## Records provided

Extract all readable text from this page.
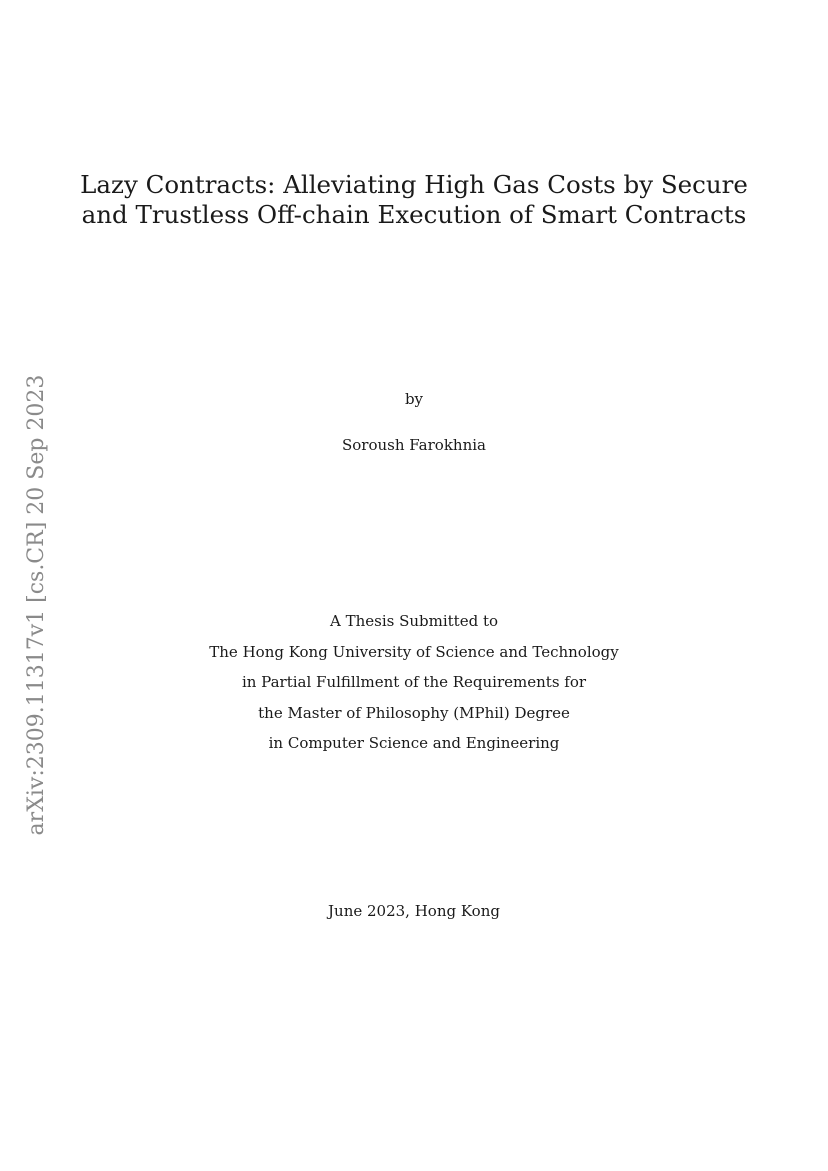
arXiv:2309.11317v1 [cs.CR] 20 Sep 2023
Lazy Contracts: Alleviating High Gas Costs by Secure
and Trustless Off-chain Execution of Smart Contracts
by
Soroush Farokhnia
A Thesis Submitted to
The Hong Kong University of Science and Technology
in Partial Fulfillment of the Requirements for
the Master of Philosophy (MPhil) Degree
in Computer Science and Engineering
June 2023, Hong Kong
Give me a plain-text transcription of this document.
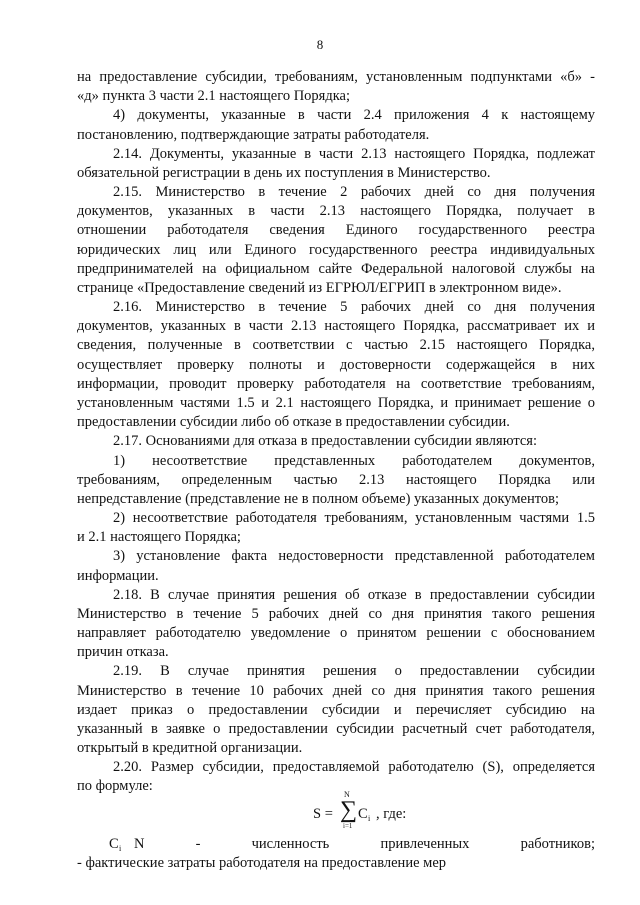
8
на предоставление субсидии, требованиям, установленным подпунктами «б» -
«д» пункта 3 части 2.1 настоящего Порядка;
4) документы, указанные в части 2.4 приложения 4 к настоящему
постановлению, подтверждающие затраты работодателя.
2.14. Документы, указанные в части 2.13 настоящего Порядка, подлежат
обязательной регистрации в день их поступления в Министерство.
2.15. Министерство в течение 2 рабочих дней со дня получения
документов, указанных в части 2.13 настоящего Порядка, получает в
отношении работодателя сведения Единого государственного реестра
юридических лиц или Единого государственного реестра индивидуальных
предпринимателей на официальном сайте Федеральной налоговой службы на
странице «Предоставление сведений из ЕГРЮЛ/ЕГРИП в электронном виде».
2.16. Министерство в течение 5 рабочих дней со дня получения
документов, указанных в части 2.13 настоящего Порядка, рассматривает их и
сведения, полученные в соответствии с частью 2.15 настоящего Порядка,
осуществляет проверку полноты и достоверности содержащейся в них
информации, проводит проверку работодателя на соответствие требованиям,
установленным частями 1.5 и 2.1 настоящего Порядка, и принимает решение о
предоставлении субсидии либо об отказе в предоставлении субсидии.
2.17. Основаниями для отказа в предоставлении субсидии являются:
1) несоответствие представленных работодателем документов,
требованиям, определенным частью 2.13 настоящего Порядка или
непредставление (представление не в полном объеме) указанных документов;
2) несоответствие работодателя требованиям, установленным частями 1.5
и 2.1 настоящего Порядка;
3) установление факта недостоверности представленной работодателем
информации.
2.18. В случае принятия решения об отказе в предоставлении субсидии
Министерство в течение 5 рабочих дней со дня принятия такого решения
направляет работодателю уведомление о принятом решении с обоснованием
причин отказа.
2.19. В случае принятия решения о предоставлении субсидии
Министерство в течение 10 рабочих дней со дня принятия такого решения
издает приказ о предоставлении субсидии и перечисляет субсидию на
указанный в заявке о предоставлении субсидии расчетный счет работодателя,
открытый в кредитной организации.
2.20. Размер субсидии, предоставляемой работодателю (S), определяется
по формуле:
S = ∑
N
i=1
C i , где:
N - численность привлеченных работников;
C i
- фактические затраты работодателя на предоставление мер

## Exercise details
Filter the records above for lines containing the word "работодателю", and copy those lines.

## Correct answer
направляет работодателю уведомление о принятом решении с обоснованием
2.20. Размер субсидии, предоставляемой работодателю (S), определяется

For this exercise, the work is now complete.